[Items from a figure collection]
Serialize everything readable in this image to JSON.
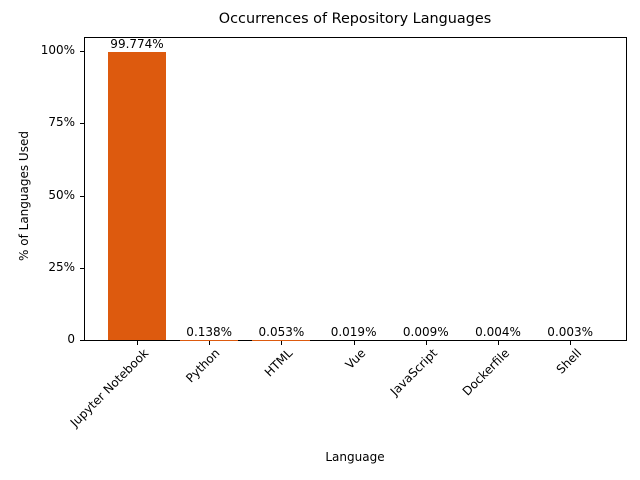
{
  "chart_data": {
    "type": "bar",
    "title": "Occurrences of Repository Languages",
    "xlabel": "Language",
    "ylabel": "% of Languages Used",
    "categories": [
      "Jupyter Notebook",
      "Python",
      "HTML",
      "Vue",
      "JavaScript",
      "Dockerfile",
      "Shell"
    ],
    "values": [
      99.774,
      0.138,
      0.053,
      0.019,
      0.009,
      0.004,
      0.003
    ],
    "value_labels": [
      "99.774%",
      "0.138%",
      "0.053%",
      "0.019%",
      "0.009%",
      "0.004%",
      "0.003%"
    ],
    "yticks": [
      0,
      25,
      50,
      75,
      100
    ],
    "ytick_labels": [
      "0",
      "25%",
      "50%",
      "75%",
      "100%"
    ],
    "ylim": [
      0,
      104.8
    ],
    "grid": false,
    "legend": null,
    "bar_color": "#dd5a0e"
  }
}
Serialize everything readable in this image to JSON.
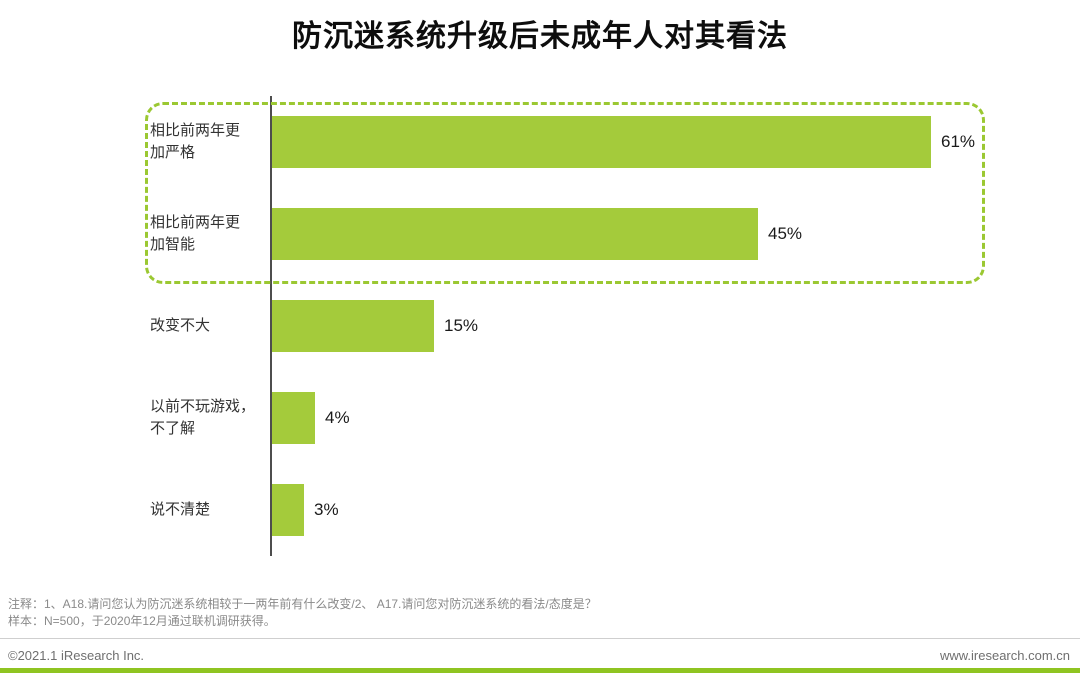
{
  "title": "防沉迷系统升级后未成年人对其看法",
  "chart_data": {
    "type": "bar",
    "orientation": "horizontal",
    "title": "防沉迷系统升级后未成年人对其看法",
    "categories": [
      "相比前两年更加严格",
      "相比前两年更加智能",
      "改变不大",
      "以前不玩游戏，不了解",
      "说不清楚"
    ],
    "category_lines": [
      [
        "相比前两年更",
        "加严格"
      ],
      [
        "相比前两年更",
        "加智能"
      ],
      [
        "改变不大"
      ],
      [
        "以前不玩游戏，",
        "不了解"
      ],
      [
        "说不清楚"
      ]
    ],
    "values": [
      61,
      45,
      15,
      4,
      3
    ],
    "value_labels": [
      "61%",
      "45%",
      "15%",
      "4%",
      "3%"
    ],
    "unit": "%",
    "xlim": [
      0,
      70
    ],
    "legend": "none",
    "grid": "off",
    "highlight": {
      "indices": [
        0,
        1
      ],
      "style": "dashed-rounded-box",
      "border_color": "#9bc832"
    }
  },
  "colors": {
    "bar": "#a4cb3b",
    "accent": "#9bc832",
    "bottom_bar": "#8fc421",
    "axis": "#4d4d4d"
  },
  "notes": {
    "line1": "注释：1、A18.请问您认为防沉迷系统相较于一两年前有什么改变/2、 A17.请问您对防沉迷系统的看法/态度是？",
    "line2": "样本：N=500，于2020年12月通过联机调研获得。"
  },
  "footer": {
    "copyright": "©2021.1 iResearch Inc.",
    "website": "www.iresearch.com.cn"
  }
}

■ SET TASK: Your task is to transcribe all of the records precisely, with no images included.

■ CORRECT RESULT:
Serialize everything readable in this image to JSON.
{
  "chart_data": {
    "type": "bar",
    "title": "Occurrences of Repository Languages",
    "xlabel": "Language",
    "ylabel": "% of Languages Used",
    "categories": [
      "Jupyter Notebook",
      "Python",
      "HTML",
      "Vue",
      "JavaScript",
      "Dockerfile",
      "Shell"
    ],
    "values": [
      99.774,
      0.138,
      0.053,
      0.019,
      0.009,
      0.004,
      0.003
    ],
    "value_labels": [
      "99.774%",
      "0.138%",
      "0.053%",
      "0.019%",
      "0.009%",
      "0.004%",
      "0.003%"
    ],
    "yticks": [
      0,
      25,
      50,
      75,
      100
    ],
    "ytick_labels": [
      "0",
      "25%",
      "50%",
      "75%",
      "100%"
    ],
    "ylim": [
      0,
      104.8
    ],
    "grid": false,
    "legend": null,
    "bar_color": "#dd5a0e"
  }
}
Serialize everything readable in this image to JSON.
{
  "title": "防沉迷系统升级后未成年人对其看法",
  "chart_data": {
    "type": "bar",
    "orientation": "horizontal",
    "title": "防沉迷系统升级后未成年人对其看法",
    "categories": [
      "相比前两年更加严格",
      "相比前两年更加智能",
      "改变不大",
      "以前不玩游戏，不了解",
      "说不清楚"
    ],
    "category_lines": [
      [
        "相比前两年更",
        "加严格"
      ],
      [
        "相比前两年更",
        "加智能"
      ],
      [
        "改变不大"
      ],
      [
        "以前不玩游戏，",
        "不了解"
      ],
      [
        "说不清楚"
      ]
    ],
    "values": [
      61,
      45,
      15,
      4,
      3
    ],
    "value_labels": [
      "61%",
      "45%",
      "15%",
      "4%",
      "3%"
    ],
    "unit": "%",
    "xlim": [
      0,
      70
    ],
    "legend": "none",
    "grid": "off",
    "highlight": {
      "indices": [
        0,
        1
      ],
      "style": "dashed-rounded-box",
      "border_color": "#9bc832"
    }
  },
  "colors": {
    "bar": "#a4cb3b",
    "accent": "#9bc832",
    "bottom_bar": "#8fc421",
    "axis": "#4d4d4d"
  },
  "notes": {
    "line1": "注释：1、A18.请问您认为防沉迷系统相较于一两年前有什么改变/2、 A17.请问您对防沉迷系统的看法/态度是？",
    "line2": "样本：N=500，于2020年12月通过联机调研获得。"
  },
  "footer": {
    "copyright": "©2021.1 iResearch Inc.",
    "website": "www.iresearch.com.cn"
  }
}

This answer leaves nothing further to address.